* **Dataset rows**:
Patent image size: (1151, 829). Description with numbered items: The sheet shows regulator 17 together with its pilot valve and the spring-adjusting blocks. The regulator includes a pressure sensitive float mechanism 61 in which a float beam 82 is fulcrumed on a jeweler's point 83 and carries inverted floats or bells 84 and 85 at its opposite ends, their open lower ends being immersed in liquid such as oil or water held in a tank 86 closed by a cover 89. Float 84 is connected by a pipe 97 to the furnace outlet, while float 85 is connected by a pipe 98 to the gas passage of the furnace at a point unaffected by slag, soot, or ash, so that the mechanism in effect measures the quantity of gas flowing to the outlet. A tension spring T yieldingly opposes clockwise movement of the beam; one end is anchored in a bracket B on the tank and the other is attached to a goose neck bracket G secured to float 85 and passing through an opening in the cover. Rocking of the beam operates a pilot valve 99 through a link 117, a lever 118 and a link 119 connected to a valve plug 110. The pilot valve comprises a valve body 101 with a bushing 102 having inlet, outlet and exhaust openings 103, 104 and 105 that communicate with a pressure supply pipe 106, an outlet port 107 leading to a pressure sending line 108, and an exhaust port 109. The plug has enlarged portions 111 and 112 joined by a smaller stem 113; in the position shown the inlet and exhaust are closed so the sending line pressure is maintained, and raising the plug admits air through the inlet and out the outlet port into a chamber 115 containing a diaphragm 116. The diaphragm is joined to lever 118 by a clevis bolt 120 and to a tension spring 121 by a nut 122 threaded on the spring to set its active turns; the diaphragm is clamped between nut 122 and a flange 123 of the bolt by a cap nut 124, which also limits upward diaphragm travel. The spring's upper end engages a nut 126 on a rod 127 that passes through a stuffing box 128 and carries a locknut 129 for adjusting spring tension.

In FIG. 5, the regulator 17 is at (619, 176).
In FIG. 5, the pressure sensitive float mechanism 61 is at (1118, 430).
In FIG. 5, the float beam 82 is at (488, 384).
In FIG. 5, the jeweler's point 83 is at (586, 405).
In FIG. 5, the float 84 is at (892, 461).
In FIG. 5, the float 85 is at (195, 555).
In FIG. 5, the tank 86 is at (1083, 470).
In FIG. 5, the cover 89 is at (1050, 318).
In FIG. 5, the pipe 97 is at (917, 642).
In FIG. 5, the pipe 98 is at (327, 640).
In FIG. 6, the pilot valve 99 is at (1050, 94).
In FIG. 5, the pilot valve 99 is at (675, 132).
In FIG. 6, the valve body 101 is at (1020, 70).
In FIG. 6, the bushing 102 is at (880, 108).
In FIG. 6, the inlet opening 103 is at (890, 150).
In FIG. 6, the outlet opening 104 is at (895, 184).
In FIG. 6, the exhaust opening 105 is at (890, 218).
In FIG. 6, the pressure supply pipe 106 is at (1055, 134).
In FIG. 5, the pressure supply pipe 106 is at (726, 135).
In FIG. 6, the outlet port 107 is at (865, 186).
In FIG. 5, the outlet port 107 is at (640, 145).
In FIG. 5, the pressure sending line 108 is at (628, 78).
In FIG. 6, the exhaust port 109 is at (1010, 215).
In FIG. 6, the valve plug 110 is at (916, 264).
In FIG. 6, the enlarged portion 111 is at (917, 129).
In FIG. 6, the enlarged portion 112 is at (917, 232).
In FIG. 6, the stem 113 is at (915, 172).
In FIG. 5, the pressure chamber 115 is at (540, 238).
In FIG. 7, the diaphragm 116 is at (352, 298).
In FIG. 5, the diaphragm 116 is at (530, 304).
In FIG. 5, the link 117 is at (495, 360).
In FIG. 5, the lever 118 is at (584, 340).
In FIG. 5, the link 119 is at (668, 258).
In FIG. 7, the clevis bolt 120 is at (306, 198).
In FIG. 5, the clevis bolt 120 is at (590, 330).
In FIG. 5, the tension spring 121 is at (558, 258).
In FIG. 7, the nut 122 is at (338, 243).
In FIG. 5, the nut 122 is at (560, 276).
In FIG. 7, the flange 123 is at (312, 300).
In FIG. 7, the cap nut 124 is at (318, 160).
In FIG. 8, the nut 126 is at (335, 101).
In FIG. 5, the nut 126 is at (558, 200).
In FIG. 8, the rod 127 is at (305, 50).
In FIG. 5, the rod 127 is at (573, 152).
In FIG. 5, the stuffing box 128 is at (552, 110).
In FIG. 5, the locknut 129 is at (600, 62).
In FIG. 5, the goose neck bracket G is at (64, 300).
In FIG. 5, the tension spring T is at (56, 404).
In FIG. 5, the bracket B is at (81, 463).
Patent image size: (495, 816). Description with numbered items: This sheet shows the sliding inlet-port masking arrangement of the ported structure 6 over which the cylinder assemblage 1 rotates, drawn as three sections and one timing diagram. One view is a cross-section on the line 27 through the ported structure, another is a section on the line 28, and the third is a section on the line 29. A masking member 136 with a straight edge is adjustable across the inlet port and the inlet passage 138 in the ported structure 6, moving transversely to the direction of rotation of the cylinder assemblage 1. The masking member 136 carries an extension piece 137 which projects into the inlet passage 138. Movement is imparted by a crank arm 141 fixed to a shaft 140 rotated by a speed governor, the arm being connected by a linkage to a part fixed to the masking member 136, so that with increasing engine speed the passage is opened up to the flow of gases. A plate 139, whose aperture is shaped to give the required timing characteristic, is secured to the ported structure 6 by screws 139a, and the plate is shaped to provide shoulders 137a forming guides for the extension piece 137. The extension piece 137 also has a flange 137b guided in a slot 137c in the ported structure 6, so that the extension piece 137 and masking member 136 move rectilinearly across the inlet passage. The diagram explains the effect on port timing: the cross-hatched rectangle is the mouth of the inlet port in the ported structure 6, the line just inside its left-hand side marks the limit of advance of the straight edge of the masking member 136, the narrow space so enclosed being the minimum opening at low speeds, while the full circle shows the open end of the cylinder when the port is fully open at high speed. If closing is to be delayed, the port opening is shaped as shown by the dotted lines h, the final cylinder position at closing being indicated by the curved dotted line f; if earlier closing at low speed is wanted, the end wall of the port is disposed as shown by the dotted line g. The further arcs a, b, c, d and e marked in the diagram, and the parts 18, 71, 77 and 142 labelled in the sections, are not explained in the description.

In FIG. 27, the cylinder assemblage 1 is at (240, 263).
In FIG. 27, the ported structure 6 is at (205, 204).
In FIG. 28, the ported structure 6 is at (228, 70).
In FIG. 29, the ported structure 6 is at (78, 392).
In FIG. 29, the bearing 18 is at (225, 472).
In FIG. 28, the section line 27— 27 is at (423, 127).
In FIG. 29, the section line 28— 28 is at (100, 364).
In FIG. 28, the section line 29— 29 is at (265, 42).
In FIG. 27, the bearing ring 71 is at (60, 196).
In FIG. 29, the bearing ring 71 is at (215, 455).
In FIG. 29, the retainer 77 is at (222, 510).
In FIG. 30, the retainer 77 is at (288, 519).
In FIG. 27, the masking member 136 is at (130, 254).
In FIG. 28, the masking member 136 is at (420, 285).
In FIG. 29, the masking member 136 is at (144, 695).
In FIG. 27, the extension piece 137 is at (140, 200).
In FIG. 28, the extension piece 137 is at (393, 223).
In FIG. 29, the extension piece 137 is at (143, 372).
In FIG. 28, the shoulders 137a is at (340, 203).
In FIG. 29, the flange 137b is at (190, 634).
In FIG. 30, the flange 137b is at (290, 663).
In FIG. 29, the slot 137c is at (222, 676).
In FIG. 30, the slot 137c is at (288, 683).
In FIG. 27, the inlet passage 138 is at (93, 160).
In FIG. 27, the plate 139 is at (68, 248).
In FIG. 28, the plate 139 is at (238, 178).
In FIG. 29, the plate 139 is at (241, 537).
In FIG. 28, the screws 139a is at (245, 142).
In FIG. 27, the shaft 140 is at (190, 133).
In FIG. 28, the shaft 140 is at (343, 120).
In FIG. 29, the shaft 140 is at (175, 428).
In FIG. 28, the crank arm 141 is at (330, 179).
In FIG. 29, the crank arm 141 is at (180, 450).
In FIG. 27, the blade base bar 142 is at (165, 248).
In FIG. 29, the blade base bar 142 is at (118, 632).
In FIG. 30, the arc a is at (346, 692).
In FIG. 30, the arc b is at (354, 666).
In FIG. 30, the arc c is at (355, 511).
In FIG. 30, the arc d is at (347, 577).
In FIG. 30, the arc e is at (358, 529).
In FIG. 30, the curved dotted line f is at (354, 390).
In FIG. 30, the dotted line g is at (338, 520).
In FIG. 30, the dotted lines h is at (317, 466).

* **What to produce**:
Reproduce the rows word for word, from the very first one through the row that contains "In FIG. 5, the regulator 17 is at (619, 176).".

* **Finished answer**:
Patent image size: (1151, 829). Description with numbered items: The sheet shows regulator 17 together with its pilot valve and the spring-adjusting blocks. The regulator includes a pressure sensitive float mechanism 61 in which a float beam 82 is fulcrumed on a jeweler's point 83 and carries inverted floats or bells 84 and 85 at its opposite ends, their open lower ends being immersed in liquid such as oil or water held in a tank 86 closed by a cover 89. Float 84 is connected by a pipe 97 to the furnace outlet, while float 85 is connected by a pipe 98 to the gas passage of the furnace at a point unaffected by slag, soot, or ash, so that the mechanism in effect measures the quantity of gas flowing to the outlet. A tension spring T yieldingly opposes clockwise movement of the beam; one end is anchored in a bracket B on the tank and the other is attached to a goose neck bracket G secured to float 85 and passing through an opening in the cover. Rocking of the beam operates a pilot valve 99 through a link 117, a lever 118 and a link 119 connected to a valve plug 110. The pilot valve comprises a valve body 101 with a bushing 102 having inlet, outlet and exhaust openings 103, 104 and 105 that communicate with a pressure supply pipe 106, an outlet port 107 leading to a pressure sending line 108, and an exhaust port 109. The plug has enlarged portions 111 and 112 joined by a smaller stem 113; in the position shown the inlet and exhaust are closed so the sending line pressure is maintained, and raising the plug admits air through the inlet and out the outlet port into a chamber 115 containing a diaphragm 116. The diaphragm is joined to lever 118 by a clevis bolt 120 and to a tension spring 121 by a nut 122 threaded on the spring to set its active turns; the diaphragm is clamped between nut 122 and a flange 123 of the bolt by a cap nut 124, which also limits upward diaphragm travel. The spring's upper end engages a nut 126 on a rod 127 that passes through a stuffing box 128 and carries a locknut 129 for adjusting spring tension.

In FIG. 5, the regulator 17 is at (619, 176).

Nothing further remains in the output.